Copy all of the material exactly. Pictures are not to appear in the copy.

[Entries supplied]:
— Begin —

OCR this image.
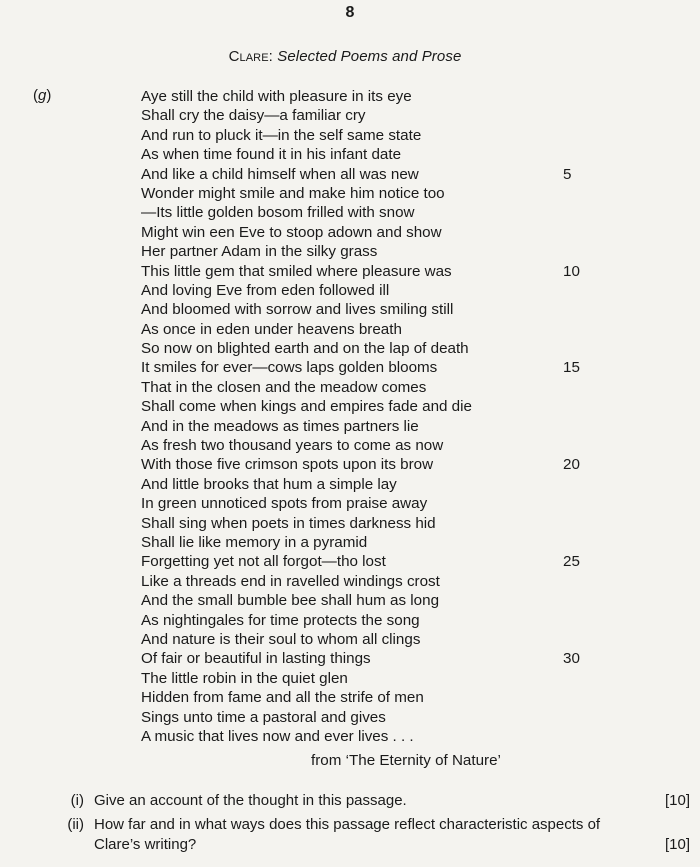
8
Clare: Selected Poems and Prose
(g)	Aye still the child with pleasure in its eye
Shall cry the daisy—a familiar cry
And run to pluck it—in the self same state
As when time found it in his infant date
And like a child himself when all was new	5
Wonder might smile and make him notice too
—Its little golden bosom frilled with snow
Might win een Eve to stoop adown and show
Her partner Adam in the silky grass
This little gem that smiled where pleasure was	10
And loving Eve from eden followed ill
And bloomed with sorrow and lives smiling still
As once in eden under heavens breath
So now on blighted earth and on the lap of death
It smiles for ever—cows laps golden blooms	15
That in the closen and the meadow comes
Shall come when kings and empires fade and die
And in the meadows as times partners lie
As fresh two thousand years to come as now
With those five crimson spots upon its brow	20
And little brooks that hum a simple lay
In green unnoticed spots from praise away
Shall sing when poets in times darkness hid
Shall lie like memory in a pyramid
Forgetting yet not all forgot—tho lost	25
Like a threads end in ravelled windings crost
And the small bumble bee shall hum as long
As nightingales for time protects the song
And nature is their soul to whom all clings
Of fair or beautiful in lasting things	30
The little robin in the quiet glen
Hidden from fame and all the strife of men
Sings unto time a pastoral and gives
A music that lives now and ever lives . . .
from ‘The Eternity of Nature’
(i) Give an account of the thought in this passage.	[10]
(ii) How far and in what ways does this passage reflect characteristic aspects of
Clare’s writing?	[10]
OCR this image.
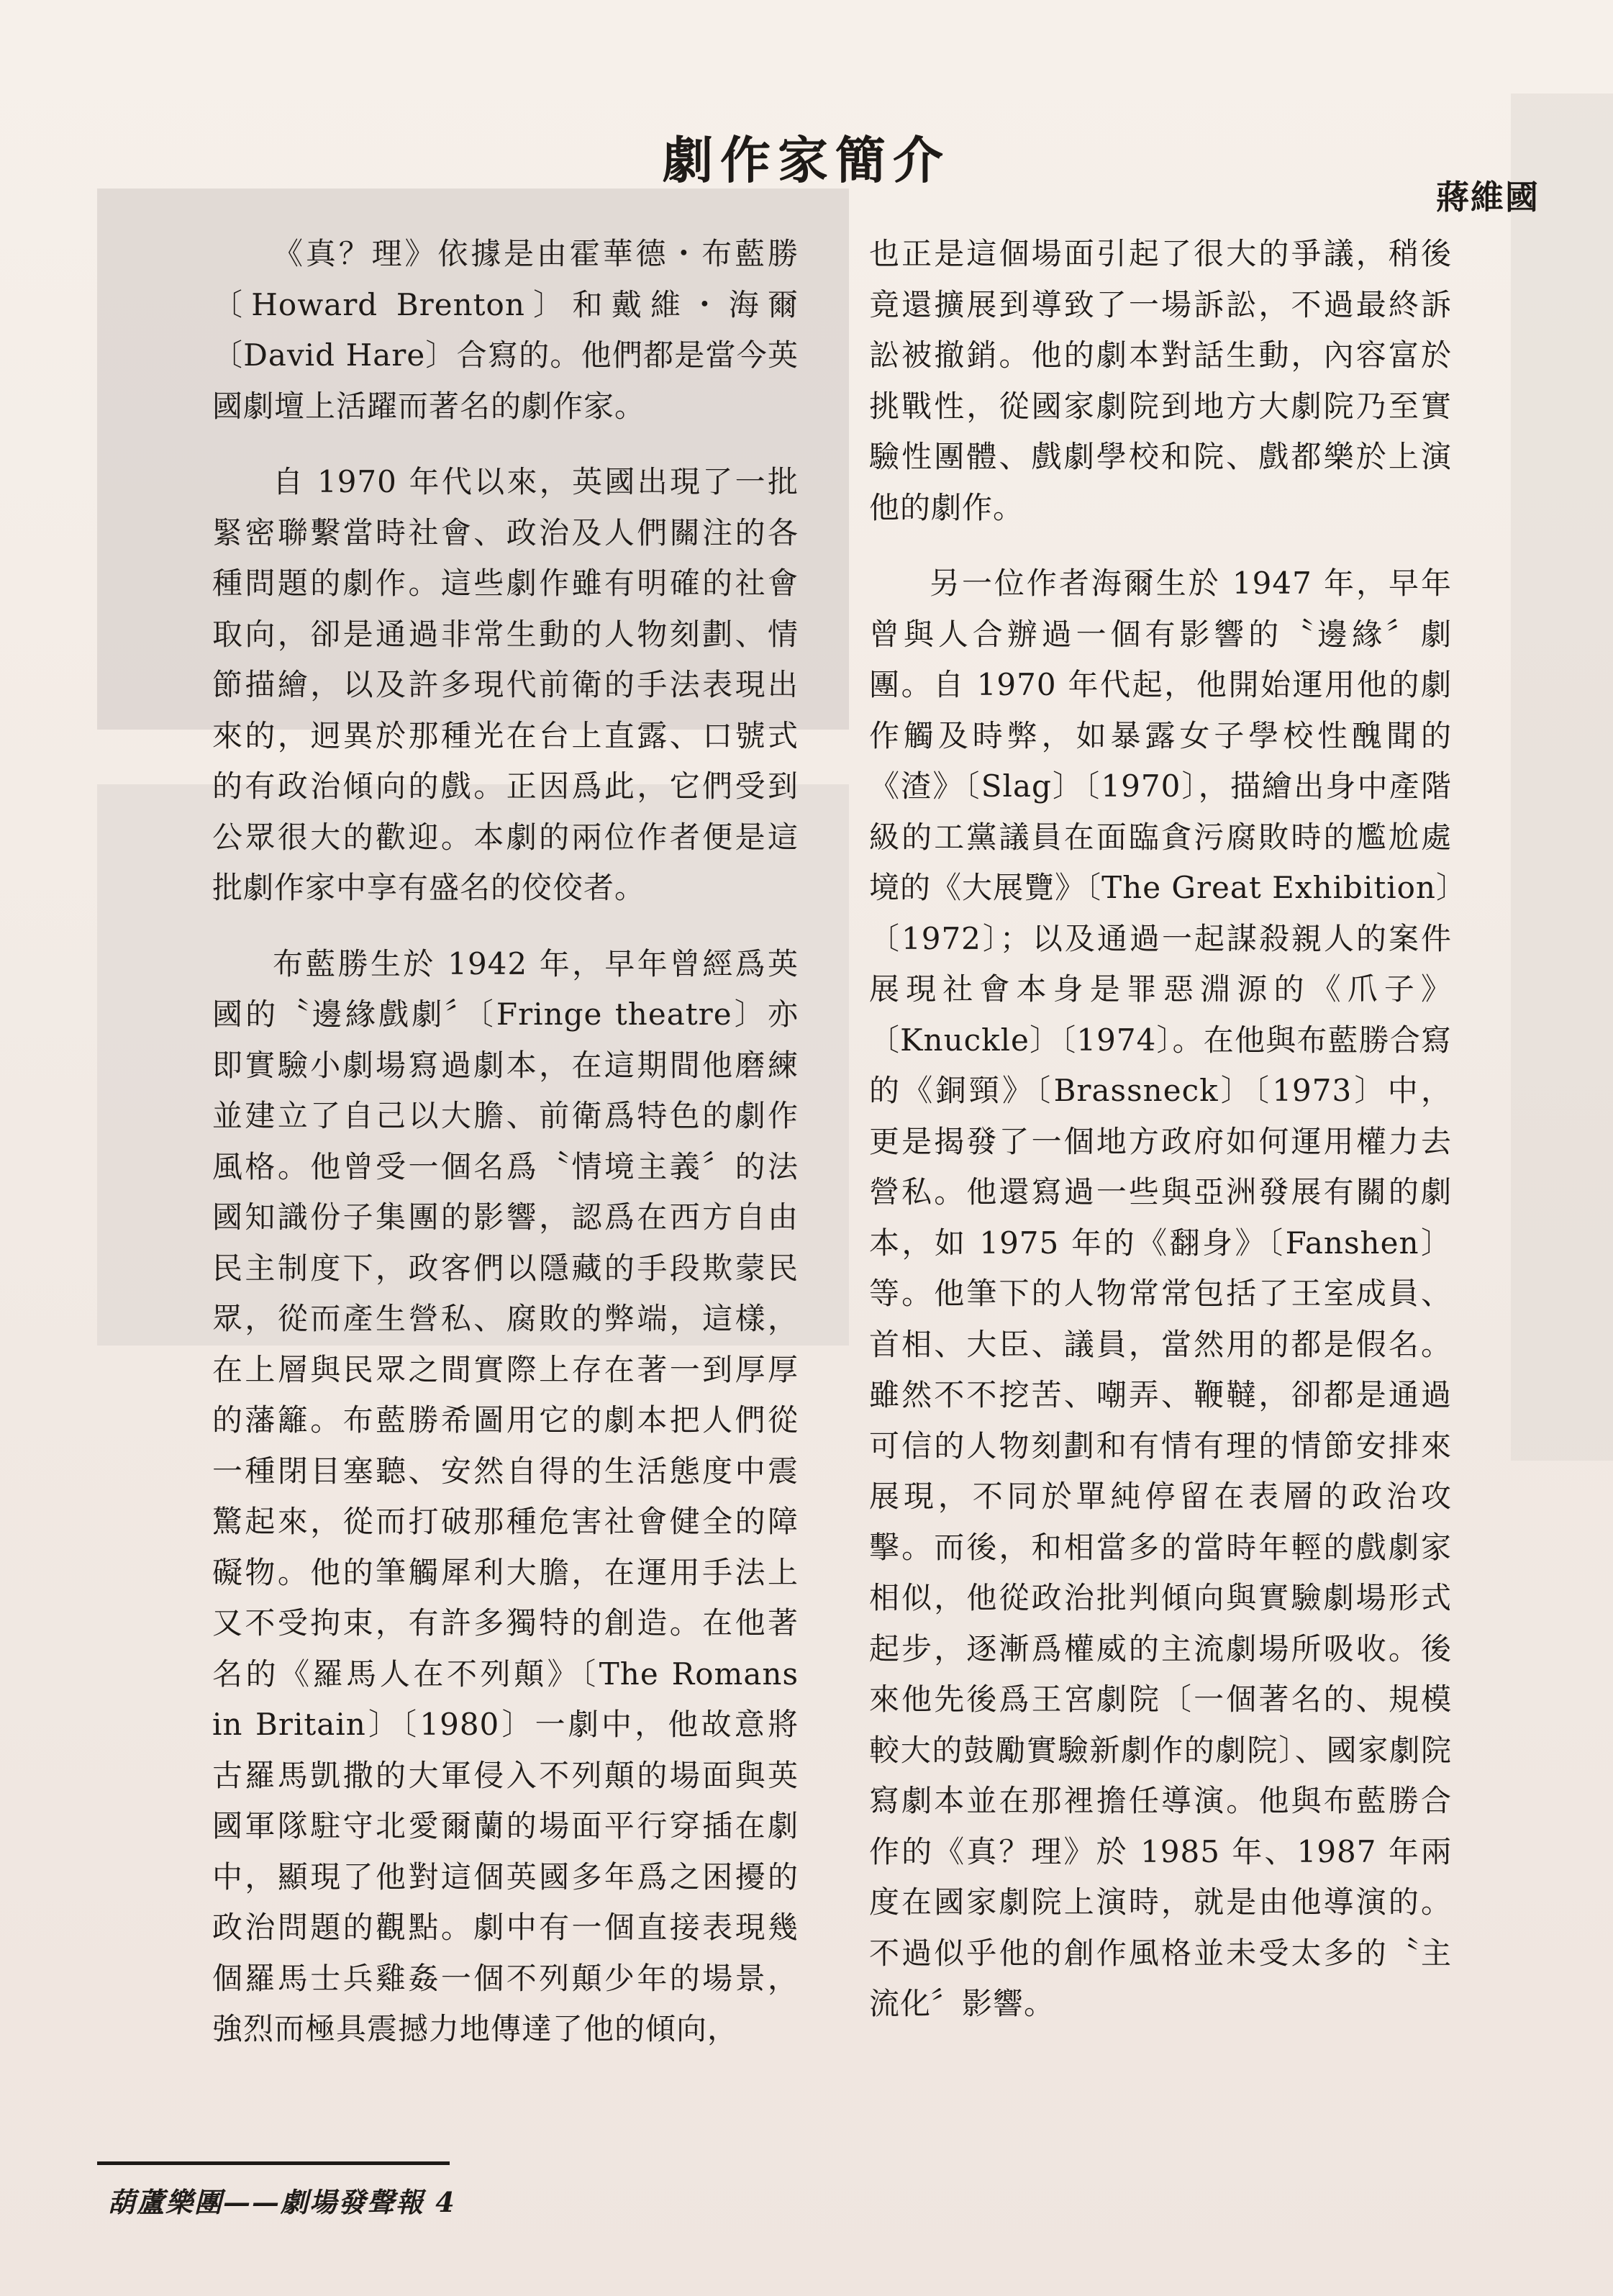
劇作家簡介
蔣維國

《真？理》依據是由霍華德・布藍勝〔Howard Brenton〕和戴維・海爾〔David Hare〕合寫的。他們都是當今英國劇壇上活躍而著名的劇作家。

自 1970 年代以來，英國出現了一批緊密聯繫當時社會、政治及人們關注的各種問題的劇作。這些劇作雖有明確的社會取向，卻是通過非常生動的人物刻劃、情節描繪，以及許多現代前衛的手法表現出來的，迥異於那種光在台上直露、口號式的有政治傾向的戲。正因爲此，它們受到公眾很大的歡迎。本劇的兩位作者便是這批劇作家中享有盛名的佼佼者。

布藍勝生於 1942 年，早年曾經爲英國的〝邊緣戲劇〞〔Fringe theatre〕亦即實驗小劇場寫過劇本，在這期間他磨練並建立了自己以大膽、前衛爲特色的劇作風格。他曾受一個名爲〝情境主義〞的法國知識份子集團的影響，認爲在西方自由民主制度下，政客們以隱藏的手段欺蒙民眾，從而產生營私、腐敗的弊端，這樣，在上層與民眾之間實際上存在著一到厚厚的藩籬。布藍勝希圖用它的劇本把人們從一種閉目塞聽、安然自得的生活態度中震驚起來，從而打破那種危害社會健全的障礙物。他的筆觸犀利大膽，在運用手法上又不受拘束，有許多獨特的創造。在他著名的《羅馬人在不列顛》〔The Romans in Britain〕〔1980〕一劇中，他故意將古羅馬凱撒的大軍侵入不列顛的場面與英國軍隊駐守北愛爾蘭的場面平行穿插在劇中，顯現了他對這個英國多年爲之困擾的政治問題的觀點。劇中有一個直接表現幾個羅馬士兵雞姦一個不列顛少年的場景，強烈而極具震撼力地傳達了他的傾向，

也正是這個場面引起了很大的爭議，稍後竟還擴展到導致了一場訴訟，不過最終訴訟被撤銷。他的劇本對話生動，內容富於挑戰性，從國家劇院到地方大劇院乃至實驗性團體、戲劇學校和院、戲都樂於上演他的劇作。

另一位作者海爾生於 1947 年，早年曾與人合辦過一個有影響的〝邊緣〞劇團。自 1970 年代起，他開始運用他的劇作觸及時弊，如暴露女子學校性醜聞的《渣》〔Slag〕〔1970〕，描繪出身中產階級的工黨議員在面臨貪污腐敗時的尷尬處境的《大展覽》〔The Great Exhibition〕〔1972〕；以及通過一起謀殺親人的案件展現社會本身是罪惡淵源的《爪子》〔Knuckle〕〔1974〕。在他與布藍勝合寫的《銅頸》〔Brassneck〕〔1973〕中，更是揭發了一個地方政府如何運用權力去營私。他還寫過一些與亞洲發展有關的劇本，如 1975 年的《翻身》〔Fanshen〕等。他筆下的人物常常包括了王室成員、首相、大臣、議員，當然用的都是假名。雖然不不挖苦、嘲弄、鞭韃，卻都是通過可信的人物刻劃和有情有理的情節安排來展現，不同於單純停留在表層的政治攻擊。而後，和相當多的當時年輕的戲劇家相似，他從政治批判傾向與實驗劇場形式起步，逐漸爲權威的主流劇場所吸收。後來他先後爲王宮劇院〔一個著名的、規模較大的鼓勵實驗新劇作的劇院〕、國家劇院寫劇本並在那裡擔任導演。他與布藍勝合作的《真？理》於 1985 年、1987 年兩度在國家劇院上演時，就是由他導演的。不過似乎他的創作風格並未受太多的〝主流化〞影響。

葫蘆樂團——劇場發聲報 4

— End —

[Response]:
OCR this image.
8
Clare: Selected Poems and Prose
(g)	Aye still the child with pleasure in its eye
Shall cry the daisy—a familiar cry
And run to pluck it—in the self same state
As when time found it in his infant date
And like a child himself when all was new	5
Wonder might smile and make him notice too
—Its little golden bosom frilled with snow
Might win een Eve to stoop adown and show
Her partner Adam in the silky grass
This little gem that smiled where pleasure was	10
And loving Eve from eden followed ill
And bloomed with sorrow and lives smiling still
As once in eden under heavens breath
So now on blighted earth and on the lap of death
It smiles for ever—cows laps golden blooms	15
That in the closen and the meadow comes
Shall come when kings and empires fade and die
And in the meadows as times partners lie
As fresh two thousand years to come as now
With those five crimson spots upon its brow	20
And little brooks that hum a simple lay
In green unnoticed spots from praise away
Shall sing when poets in times darkness hid
Shall lie like memory in a pyramid
Forgetting yet not all forgot—tho lost	25
Like a threads end in ravelled windings crost
And the small bumble bee shall hum as long
As nightingales for time protects the song
And nature is their soul to whom all clings
Of fair or beautiful in lasting things	30
The little robin in the quiet glen
Hidden from fame and all the strife of men
Sings unto time a pastoral and gives
A music that lives now and ever lives . . .
from ‘The Eternity of Nature’
(i) Give an account of the thought in this passage.	[10]
(ii) How far and in what ways does this passage reflect characteristic aspects of
Clare’s writing?	[10]
OCR this image.
劇作家簡介
蔣維國

《真？理》依據是由霍華德・布藍勝〔Howard Brenton〕和戴維・海爾〔David Hare〕合寫的。他們都是當今英國劇壇上活躍而著名的劇作家。

自 1970 年代以來，英國出現了一批緊密聯繫當時社會、政治及人們關注的各種問題的劇作。這些劇作雖有明確的社會取向，卻是通過非常生動的人物刻劃、情節描繪，以及許多現代前衛的手法表現出來的，迥異於那種光在台上直露、口號式的有政治傾向的戲。正因爲此，它們受到公眾很大的歡迎。本劇的兩位作者便是這批劇作家中享有盛名的佼佼者。

布藍勝生於 1942 年，早年曾經爲英國的〝邊緣戲劇〞〔Fringe theatre〕亦即實驗小劇場寫過劇本，在這期間他磨練並建立了自己以大膽、前衛爲特色的劇作風格。他曾受一個名爲〝情境主義〞的法國知識份子集團的影響，認爲在西方自由民主制度下，政客們以隱藏的手段欺蒙民眾，從而產生營私、腐敗的弊端，這樣，在上層與民眾之間實際上存在著一到厚厚的藩籬。布藍勝希圖用它的劇本把人們從一種閉目塞聽、安然自得的生活態度中震驚起來，從而打破那種危害社會健全的障礙物。他的筆觸犀利大膽，在運用手法上又不受拘束，有許多獨特的創造。在他著名的《羅馬人在不列顛》〔The Romans in Britain〕〔1980〕一劇中，他故意將古羅馬凱撒的大軍侵入不列顛的場面與英國軍隊駐守北愛爾蘭的場面平行穿插在劇中，顯現了他對這個英國多年爲之困擾的政治問題的觀點。劇中有一個直接表現幾個羅馬士兵雞姦一個不列顛少年的場景，強烈而極具震撼力地傳達了他的傾向，

也正是這個場面引起了很大的爭議，稍後竟還擴展到導致了一場訴訟，不過最終訴訟被撤銷。他的劇本對話生動，內容富於挑戰性，從國家劇院到地方大劇院乃至實驗性團體、戲劇學校和院、戲都樂於上演他的劇作。

另一位作者海爾生於 1947 年，早年曾與人合辦過一個有影響的〝邊緣〞劇團。自 1970 年代起，他開始運用他的劇作觸及時弊，如暴露女子學校性醜聞的《渣》〔Slag〕〔1970〕，描繪出身中產階級的工黨議員在面臨貪污腐敗時的尷尬處境的《大展覽》〔The Great Exhibition〕〔1972〕；以及通過一起謀殺親人的案件展現社會本身是罪惡淵源的《爪子》〔Knuckle〕〔1974〕。在他與布藍勝合寫的《銅頸》〔Brassneck〕〔1973〕中，更是揭發了一個地方政府如何運用權力去營私。他還寫過一些與亞洲發展有關的劇本，如 1975 年的《翻身》〔Fanshen〕等。他筆下的人物常常包括了王室成員、首相、大臣、議員，當然用的都是假名。雖然不不挖苦、嘲弄、鞭韃，卻都是通過可信的人物刻劃和有情有理的情節安排來展現，不同於單純停留在表層的政治攻擊。而後，和相當多的當時年輕的戲劇家相似，他從政治批判傾向與實驗劇場形式起步，逐漸爲權威的主流劇場所吸收。後來他先後爲王宮劇院〔一個著名的、規模較大的鼓勵實驗新劇作的劇院〕、國家劇院寫劇本並在那裡擔任導演。他與布藍勝合作的《真？理》於 1985 年、1987 年兩度在國家劇院上演時，就是由他導演的。不過似乎他的創作風格並未受太多的〝主流化〞影響。

葫蘆樂團——劇場發聲報 4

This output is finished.